The exercise:
Write out, please, the line containing "Output the text content of this document." together with all lines after it, up to and including the last one, with no other output.

Records for this exercise:
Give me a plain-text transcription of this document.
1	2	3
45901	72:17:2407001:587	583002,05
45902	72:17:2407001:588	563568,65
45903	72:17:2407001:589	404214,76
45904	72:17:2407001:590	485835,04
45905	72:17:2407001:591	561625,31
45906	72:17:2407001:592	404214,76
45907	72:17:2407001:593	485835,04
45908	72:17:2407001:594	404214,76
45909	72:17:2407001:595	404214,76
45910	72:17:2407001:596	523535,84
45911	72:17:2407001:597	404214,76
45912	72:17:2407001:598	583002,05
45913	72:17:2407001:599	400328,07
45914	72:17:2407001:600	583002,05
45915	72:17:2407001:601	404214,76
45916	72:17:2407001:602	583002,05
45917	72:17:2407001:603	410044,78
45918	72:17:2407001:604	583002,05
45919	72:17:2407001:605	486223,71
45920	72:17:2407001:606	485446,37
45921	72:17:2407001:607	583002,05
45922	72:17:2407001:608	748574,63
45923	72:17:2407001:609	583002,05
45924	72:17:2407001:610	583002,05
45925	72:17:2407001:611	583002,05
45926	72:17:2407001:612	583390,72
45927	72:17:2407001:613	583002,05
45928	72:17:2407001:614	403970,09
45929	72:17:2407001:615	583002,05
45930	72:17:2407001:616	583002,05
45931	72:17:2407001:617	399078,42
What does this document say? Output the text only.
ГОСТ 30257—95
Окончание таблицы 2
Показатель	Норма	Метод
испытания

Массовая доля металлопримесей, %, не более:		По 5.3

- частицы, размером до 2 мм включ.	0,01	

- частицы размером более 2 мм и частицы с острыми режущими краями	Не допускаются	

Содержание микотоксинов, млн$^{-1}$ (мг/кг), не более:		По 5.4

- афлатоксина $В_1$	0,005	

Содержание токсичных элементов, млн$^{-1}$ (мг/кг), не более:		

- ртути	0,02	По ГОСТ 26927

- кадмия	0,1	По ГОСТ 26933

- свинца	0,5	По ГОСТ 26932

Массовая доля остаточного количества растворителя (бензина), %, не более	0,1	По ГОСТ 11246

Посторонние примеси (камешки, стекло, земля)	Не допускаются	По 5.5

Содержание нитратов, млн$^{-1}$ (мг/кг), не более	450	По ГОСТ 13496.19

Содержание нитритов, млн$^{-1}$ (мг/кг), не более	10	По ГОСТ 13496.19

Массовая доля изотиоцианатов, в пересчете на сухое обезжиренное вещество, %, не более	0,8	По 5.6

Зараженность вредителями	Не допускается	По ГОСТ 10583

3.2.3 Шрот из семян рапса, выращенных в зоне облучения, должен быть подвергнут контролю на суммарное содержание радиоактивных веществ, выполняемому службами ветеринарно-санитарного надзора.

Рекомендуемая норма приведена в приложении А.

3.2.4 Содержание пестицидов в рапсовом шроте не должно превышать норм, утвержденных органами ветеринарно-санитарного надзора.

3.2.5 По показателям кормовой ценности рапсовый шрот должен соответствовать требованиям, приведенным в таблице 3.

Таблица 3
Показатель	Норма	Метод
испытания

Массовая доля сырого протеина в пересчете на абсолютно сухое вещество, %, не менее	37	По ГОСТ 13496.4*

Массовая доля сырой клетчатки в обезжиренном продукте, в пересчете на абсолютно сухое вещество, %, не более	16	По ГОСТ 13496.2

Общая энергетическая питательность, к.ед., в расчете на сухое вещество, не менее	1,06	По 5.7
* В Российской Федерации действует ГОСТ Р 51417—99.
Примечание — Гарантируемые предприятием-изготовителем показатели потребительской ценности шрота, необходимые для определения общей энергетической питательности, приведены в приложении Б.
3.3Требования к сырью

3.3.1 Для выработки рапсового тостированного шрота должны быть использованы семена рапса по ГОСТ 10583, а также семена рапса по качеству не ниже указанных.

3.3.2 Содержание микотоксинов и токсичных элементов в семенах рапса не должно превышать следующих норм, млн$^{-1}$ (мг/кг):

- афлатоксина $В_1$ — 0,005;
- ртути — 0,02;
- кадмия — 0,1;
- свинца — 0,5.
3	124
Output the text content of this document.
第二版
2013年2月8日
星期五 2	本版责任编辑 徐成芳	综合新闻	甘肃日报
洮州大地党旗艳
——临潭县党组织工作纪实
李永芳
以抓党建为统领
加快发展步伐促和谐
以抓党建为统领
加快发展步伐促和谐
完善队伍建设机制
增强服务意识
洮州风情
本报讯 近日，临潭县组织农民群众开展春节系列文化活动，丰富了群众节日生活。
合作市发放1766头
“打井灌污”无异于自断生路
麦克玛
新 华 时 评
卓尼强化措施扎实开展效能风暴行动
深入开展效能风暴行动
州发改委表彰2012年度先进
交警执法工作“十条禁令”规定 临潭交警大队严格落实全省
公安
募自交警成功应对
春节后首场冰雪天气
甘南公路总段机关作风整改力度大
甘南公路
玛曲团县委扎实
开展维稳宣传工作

The result:
Output the text content of this document.
第二版
2013年2月8日
星期五 2	本版责任编辑 徐成芳	综合新闻	甘肃日报
洮州大地党旗艳
——临潭县党组织工作纪实
李永芳
以抓党建为统领
加快发展步伐促和谐
以抓党建为统领
加快发展步伐促和谐
完善队伍建设机制
增强服务意识
洮州风情
本报讯 近日，临潭县组织农民群众开展春节系列文化活动，丰富了群众节日生活。
合作市发放1766头
“打井灌污”无异于自断生路
麦克玛
新 华 时 评
卓尼强化措施扎实开展效能风暴行动
深入开展效能风暴行动
州发改委表彰2012年度先进
交警执法工作“十条禁令”规定 临潭交警大队严格落实全省
公安
募自交警成功应对
春节后首场冰雪天气
甘南公路总段机关作风整改力度大
甘南公路
玛曲团县委扎实
开展维稳宣传工作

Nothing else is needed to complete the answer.